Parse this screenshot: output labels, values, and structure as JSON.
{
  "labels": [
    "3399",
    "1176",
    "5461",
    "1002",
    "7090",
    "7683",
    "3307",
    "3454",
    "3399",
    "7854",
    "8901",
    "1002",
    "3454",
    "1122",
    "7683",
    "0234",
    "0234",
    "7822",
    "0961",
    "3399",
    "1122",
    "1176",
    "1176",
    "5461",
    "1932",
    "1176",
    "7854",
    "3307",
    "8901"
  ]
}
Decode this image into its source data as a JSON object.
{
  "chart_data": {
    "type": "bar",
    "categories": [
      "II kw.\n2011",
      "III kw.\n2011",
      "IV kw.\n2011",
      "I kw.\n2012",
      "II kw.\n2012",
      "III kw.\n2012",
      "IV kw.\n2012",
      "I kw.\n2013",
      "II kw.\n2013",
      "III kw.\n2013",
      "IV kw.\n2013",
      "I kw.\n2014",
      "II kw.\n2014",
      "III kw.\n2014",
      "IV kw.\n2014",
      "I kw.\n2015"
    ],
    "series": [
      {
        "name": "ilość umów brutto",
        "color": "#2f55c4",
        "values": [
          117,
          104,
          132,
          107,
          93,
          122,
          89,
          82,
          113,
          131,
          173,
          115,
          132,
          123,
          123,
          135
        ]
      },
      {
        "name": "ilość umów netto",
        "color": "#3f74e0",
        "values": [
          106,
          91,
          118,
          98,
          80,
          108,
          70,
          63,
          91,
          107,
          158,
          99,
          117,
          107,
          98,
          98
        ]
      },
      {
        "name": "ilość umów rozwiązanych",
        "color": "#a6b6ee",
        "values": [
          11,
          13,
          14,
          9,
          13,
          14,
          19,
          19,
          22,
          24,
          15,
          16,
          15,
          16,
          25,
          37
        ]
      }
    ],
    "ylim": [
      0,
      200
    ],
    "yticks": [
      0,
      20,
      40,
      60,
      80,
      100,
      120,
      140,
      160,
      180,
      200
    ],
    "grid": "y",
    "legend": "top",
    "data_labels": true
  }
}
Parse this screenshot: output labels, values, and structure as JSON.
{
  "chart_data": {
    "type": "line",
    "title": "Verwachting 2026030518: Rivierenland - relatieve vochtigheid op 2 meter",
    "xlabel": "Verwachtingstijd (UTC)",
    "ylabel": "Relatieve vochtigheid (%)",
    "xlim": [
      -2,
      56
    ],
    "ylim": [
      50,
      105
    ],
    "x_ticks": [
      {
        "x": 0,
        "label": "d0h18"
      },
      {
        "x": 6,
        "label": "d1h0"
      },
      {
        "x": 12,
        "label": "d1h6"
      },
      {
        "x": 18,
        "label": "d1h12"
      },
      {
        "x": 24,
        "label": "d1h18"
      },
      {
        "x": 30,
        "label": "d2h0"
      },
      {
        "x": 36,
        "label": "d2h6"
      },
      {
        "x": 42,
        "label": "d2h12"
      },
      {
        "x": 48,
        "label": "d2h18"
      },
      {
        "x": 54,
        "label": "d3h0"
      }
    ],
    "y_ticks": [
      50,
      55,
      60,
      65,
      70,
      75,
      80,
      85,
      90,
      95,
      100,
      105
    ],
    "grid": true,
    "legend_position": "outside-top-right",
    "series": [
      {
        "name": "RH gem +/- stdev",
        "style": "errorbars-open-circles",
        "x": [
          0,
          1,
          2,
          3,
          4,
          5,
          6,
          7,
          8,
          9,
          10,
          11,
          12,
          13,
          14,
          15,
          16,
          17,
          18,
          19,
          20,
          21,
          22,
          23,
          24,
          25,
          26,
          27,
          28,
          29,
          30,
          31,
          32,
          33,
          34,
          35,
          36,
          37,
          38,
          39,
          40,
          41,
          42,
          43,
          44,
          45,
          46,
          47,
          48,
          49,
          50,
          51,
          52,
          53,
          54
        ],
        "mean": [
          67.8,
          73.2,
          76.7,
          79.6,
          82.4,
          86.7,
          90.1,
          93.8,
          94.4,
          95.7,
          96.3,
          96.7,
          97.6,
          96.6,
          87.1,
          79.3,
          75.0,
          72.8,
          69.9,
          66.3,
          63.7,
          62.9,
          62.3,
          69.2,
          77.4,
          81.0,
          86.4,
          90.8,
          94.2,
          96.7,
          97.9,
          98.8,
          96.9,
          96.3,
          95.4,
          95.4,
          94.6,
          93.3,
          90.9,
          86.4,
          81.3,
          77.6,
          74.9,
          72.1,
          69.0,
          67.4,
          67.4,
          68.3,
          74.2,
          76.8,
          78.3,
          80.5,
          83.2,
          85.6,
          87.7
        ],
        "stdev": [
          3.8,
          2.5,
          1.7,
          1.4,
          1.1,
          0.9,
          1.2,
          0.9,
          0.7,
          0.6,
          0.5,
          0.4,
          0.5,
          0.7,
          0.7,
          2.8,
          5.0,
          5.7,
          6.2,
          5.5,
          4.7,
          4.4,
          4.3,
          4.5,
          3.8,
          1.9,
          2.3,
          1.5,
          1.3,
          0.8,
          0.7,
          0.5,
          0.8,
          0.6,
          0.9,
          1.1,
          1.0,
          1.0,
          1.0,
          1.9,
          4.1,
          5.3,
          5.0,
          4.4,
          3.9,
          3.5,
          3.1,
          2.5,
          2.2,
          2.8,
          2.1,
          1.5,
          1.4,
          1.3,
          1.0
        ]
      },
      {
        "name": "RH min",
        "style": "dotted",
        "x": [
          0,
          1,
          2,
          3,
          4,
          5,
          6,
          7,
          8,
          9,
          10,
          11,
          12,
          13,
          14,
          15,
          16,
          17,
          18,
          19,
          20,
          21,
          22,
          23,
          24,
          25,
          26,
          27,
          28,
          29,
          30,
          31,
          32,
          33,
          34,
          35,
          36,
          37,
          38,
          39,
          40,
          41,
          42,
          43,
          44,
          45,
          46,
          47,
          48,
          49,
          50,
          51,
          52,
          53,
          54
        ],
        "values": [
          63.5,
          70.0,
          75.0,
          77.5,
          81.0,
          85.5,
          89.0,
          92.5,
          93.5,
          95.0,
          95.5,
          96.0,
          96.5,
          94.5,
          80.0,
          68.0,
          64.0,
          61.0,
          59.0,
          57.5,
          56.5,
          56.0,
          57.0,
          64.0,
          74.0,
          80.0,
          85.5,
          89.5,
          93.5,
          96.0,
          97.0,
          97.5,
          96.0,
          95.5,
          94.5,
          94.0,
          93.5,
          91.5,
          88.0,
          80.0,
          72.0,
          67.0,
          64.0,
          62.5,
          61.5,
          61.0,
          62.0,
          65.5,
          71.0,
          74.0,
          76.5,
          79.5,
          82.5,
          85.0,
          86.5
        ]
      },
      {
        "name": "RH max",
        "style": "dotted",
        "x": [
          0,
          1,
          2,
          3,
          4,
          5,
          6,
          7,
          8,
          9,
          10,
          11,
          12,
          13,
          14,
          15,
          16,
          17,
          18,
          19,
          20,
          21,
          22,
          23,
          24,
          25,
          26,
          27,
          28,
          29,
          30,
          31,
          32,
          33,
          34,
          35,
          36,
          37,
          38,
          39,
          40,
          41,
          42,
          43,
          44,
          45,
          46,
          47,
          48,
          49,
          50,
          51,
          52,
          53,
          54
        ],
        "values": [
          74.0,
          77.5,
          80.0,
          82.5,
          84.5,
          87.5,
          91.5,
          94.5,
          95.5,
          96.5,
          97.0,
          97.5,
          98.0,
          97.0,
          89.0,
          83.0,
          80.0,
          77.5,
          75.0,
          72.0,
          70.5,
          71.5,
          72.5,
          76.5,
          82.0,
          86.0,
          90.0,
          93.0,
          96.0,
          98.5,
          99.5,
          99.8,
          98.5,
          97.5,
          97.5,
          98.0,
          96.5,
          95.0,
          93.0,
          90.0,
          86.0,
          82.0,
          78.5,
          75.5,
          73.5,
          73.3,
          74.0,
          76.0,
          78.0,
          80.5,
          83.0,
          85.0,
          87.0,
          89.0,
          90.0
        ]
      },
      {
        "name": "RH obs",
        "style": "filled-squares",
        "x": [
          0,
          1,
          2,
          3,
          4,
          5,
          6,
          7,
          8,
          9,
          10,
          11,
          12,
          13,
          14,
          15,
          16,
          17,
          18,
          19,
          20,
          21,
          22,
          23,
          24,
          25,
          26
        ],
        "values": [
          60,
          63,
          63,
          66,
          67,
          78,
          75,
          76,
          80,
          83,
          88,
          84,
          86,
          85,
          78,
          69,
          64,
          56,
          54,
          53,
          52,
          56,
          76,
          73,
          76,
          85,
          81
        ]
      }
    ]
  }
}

========================

> Task brief
Copy all lines of the material above where the string "umów" occurs.

> Exercise result
        "name": "ilość umów brutto",
        "name": "ilość umów netto",
        "name": "ilość umów rozwiązanych",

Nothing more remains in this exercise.